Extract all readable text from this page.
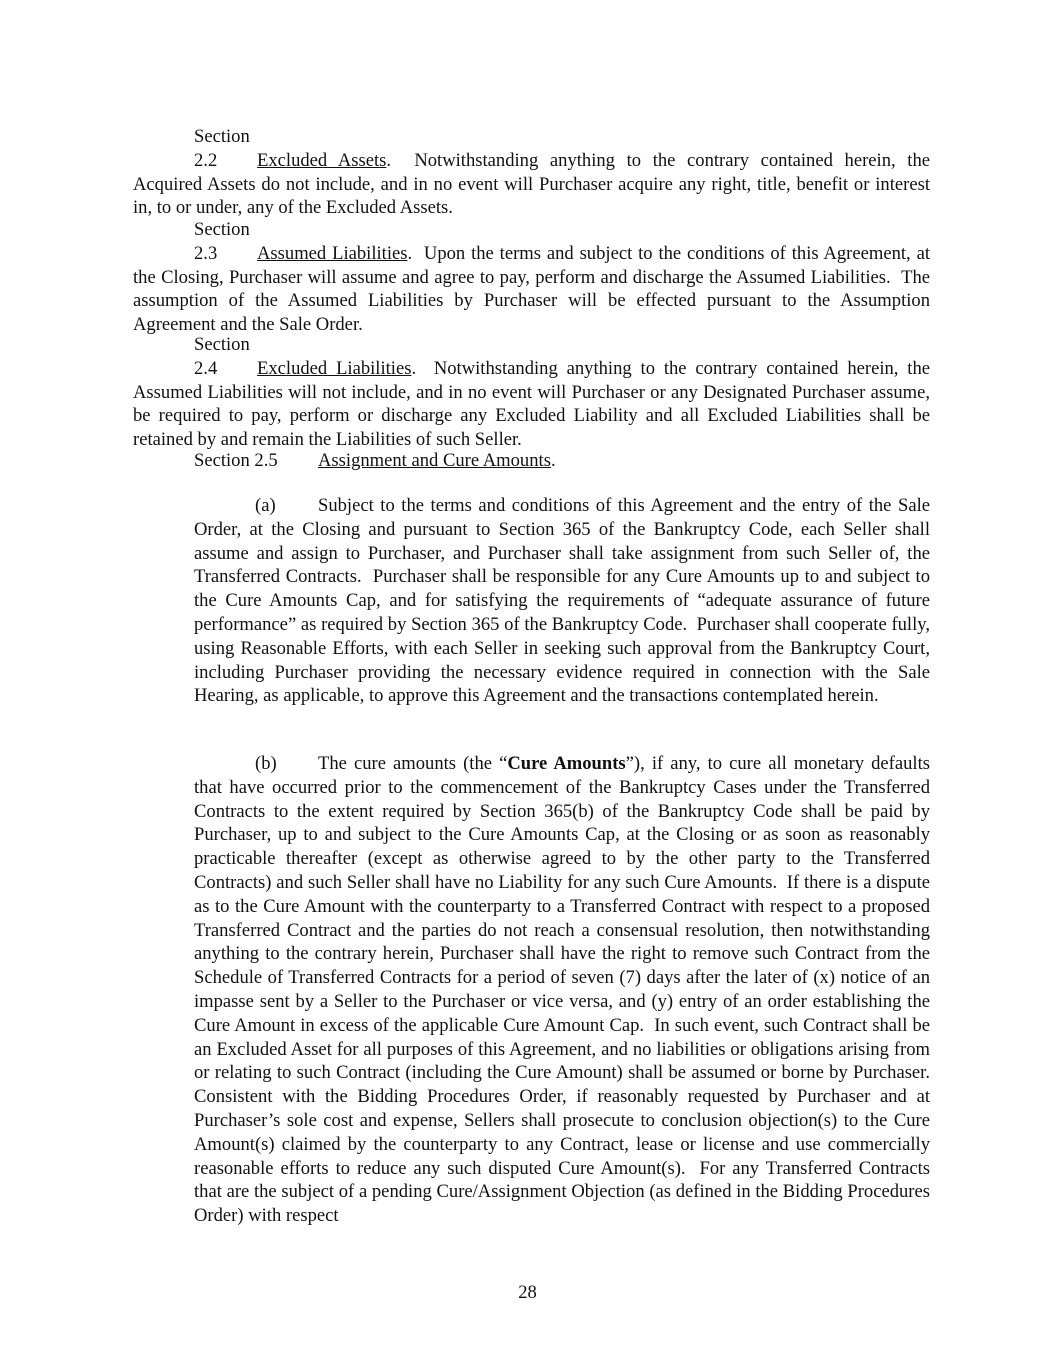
Section 2.2 Excluded Assets.  Notwithstanding anything to the contrary contained herein, the Acquired Assets do not include, and in no event will Purchaser acquire any right, title, benefit or interest in, to or under, any of the Excluded Assets.

Section 2.3 Assumed Liabilities.  Upon the terms and subject to the conditions of this Agreement, at the Closing, Purchaser will assume and agree to pay, perform and discharge the Assumed Liabilities.  The assumption of the Assumed Liabilities by Purchaser will be effected pursuant to the Assumption Agreement and the Sale Order.

Section 2.4 Excluded Liabilities.  Notwithstanding anything to the contrary contained herein, the Assumed Liabilities will not include, and in no event will Purchaser or any Designated Purchaser assume, be required to pay, perform or discharge any Excluded Liability and all Excluded Liabilities shall be retained by and remain the Liabilities of such Seller.

Section 2.5 Assignment and Cure Amounts.

(a) Subject to the terms and conditions of this Agreement and the entry of the Sale Order, at the Closing and pursuant to Section 365 of the Bankruptcy Code, each Seller shall assume and assign to Purchaser, and Purchaser shall take assignment from such Seller of, the Transferred Contracts.  Purchaser shall be responsible for any Cure Amounts up to and subject to the Cure Amounts Cap, and for satisfying the requirements of “adequate assurance of future performance” as required by Section 365 of the Bankruptcy Code.  Purchaser shall cooperate fully, using Reasonable Efforts, with each Seller in seeking such approval from the Bankruptcy Court, including Purchaser providing the necessary evidence required in connection with the Sale Hearing, as applicable, to approve this Agreement and the transactions contemplated herein.

(b) The cure amounts (the “Cure Amounts”), if any, to cure all monetary defaults that have occurred prior to the commencement of the Bankruptcy Cases under the Transferred Contracts to the extent required by Section 365(b) of the Bankruptcy Code shall be paid by Purchaser, up to and subject to the Cure Amounts Cap, at the Closing or as soon as reasonably practicable thereafter (except as otherwise agreed to by the other party to the Transferred Contracts) and such Seller shall have no Liability for any such Cure Amounts.  If there is a dispute as to the Cure Amount with the counterparty to a Transferred Contract with respect to a proposed Transferred Contract and the parties do not reach a consensual resolution, then notwithstanding anything to the contrary herein, Purchaser shall have the right to remove such Contract from the Schedule of Transferred Contracts for a period of seven (7) days after the later of (x) notice of an impasse sent by a Seller to the Purchaser or vice versa, and (y) entry of an order establishing the Cure Amount in excess of the applicable Cure Amount Cap.  In such event, such Contract shall be an Excluded Asset for all purposes of this Agreement, and no liabilities or obligations arising from or relating to such Contract (including the Cure Amount) shall be assumed or borne by Purchaser.  Consistent with the Bidding Procedures Order, if reasonably requested by Purchaser and at Purchaser’s sole cost and expense, Sellers shall prosecute to conclusion objection(s) to the Cure Amount(s) claimed by the counterparty to any Contract, lease or license and use commercially reasonable efforts to reduce any such disputed Cure Amount(s).  For any Transferred Contracts that are the subject of a pending Cure/Assignment Objection (as defined in the Bidding Procedures Order) with respect

28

» **Problem statement**: Return the full material word for word. Do not include the pictures.

» **Correct output**:
Extract all readable text from this page.
Section 2.2 Excluded Assets.  Notwithstanding anything to the contrary contained herein, the Acquired Assets do not include, and in no event will Purchaser acquire any right, title, benefit or interest in, to or under, any of the Excluded Assets.

Section 2.3 Assumed Liabilities.  Upon the terms and subject to the conditions of this Agreement, at the Closing, Purchaser will assume and agree to pay, perform and discharge the Assumed Liabilities.  The assumption of the Assumed Liabilities by Purchaser will be effected pursuant to the Assumption Agreement and the Sale Order.

Section 2.4 Excluded Liabilities.  Notwithstanding anything to the contrary contained herein, the Assumed Liabilities will not include, and in no event will Purchaser or any Designated Purchaser assume, be required to pay, perform or discharge any Excluded Liability and all Excluded Liabilities shall be retained by and remain the Liabilities of such Seller.

Section 2.5 Assignment and Cure Amounts.

(a) Subject to the terms and conditions of this Agreement and the entry of the Sale Order, at the Closing and pursuant to Section 365 of the Bankruptcy Code, each Seller shall assume and assign to Purchaser, and Purchaser shall take assignment from such Seller of, the Transferred Contracts.  Purchaser shall be responsible for any Cure Amounts up to and subject to the Cure Amounts Cap, and for satisfying the requirements of “adequate assurance of future performance” as required by Section 365 of the Bankruptcy Code.  Purchaser shall cooperate fully, using Reasonable Efforts, with each Seller in seeking such approval from the Bankruptcy Court, including Purchaser providing the necessary evidence required in connection with the Sale Hearing, as applicable, to approve this Agreement and the transactions contemplated herein.

(b) The cure amounts (the “Cure Amounts”), if any, to cure all monetary defaults that have occurred prior to the commencement of the Bankruptcy Cases under the Transferred Contracts to the extent required by Section 365(b) of the Bankruptcy Code shall be paid by Purchaser, up to and subject to the Cure Amounts Cap, at the Closing or as soon as reasonably practicable thereafter (except as otherwise agreed to by the other party to the Transferred Contracts) and such Seller shall have no Liability for any such Cure Amounts.  If there is a dispute as to the Cure Amount with the counterparty to a Transferred Contract with respect to a proposed Transferred Contract and the parties do not reach a consensual resolution, then notwithstanding anything to the contrary herein, Purchaser shall have the right to remove such Contract from the Schedule of Transferred Contracts for a period of seven (7) days after the later of (x) notice of an impasse sent by a Seller to the Purchaser or vice versa, and (y) entry of an order establishing the Cure Amount in excess of the applicable Cure Amount Cap.  In such event, such Contract shall be an Excluded Asset for all purposes of this Agreement, and no liabilities or obligations arising from or relating to such Contract (including the Cure Amount) shall be assumed or borne by Purchaser.  Consistent with the Bidding Procedures Order, if reasonably requested by Purchaser and at Purchaser’s sole cost and expense, Sellers shall prosecute to conclusion objection(s) to the Cure Amount(s) claimed by the counterparty to any Contract, lease or license and use commercially reasonable efforts to reduce any such disputed Cure Amount(s).  For any Transferred Contracts that are the subject of a pending Cure/Assignment Objection (as defined in the Bidding Procedures Order) with respect

28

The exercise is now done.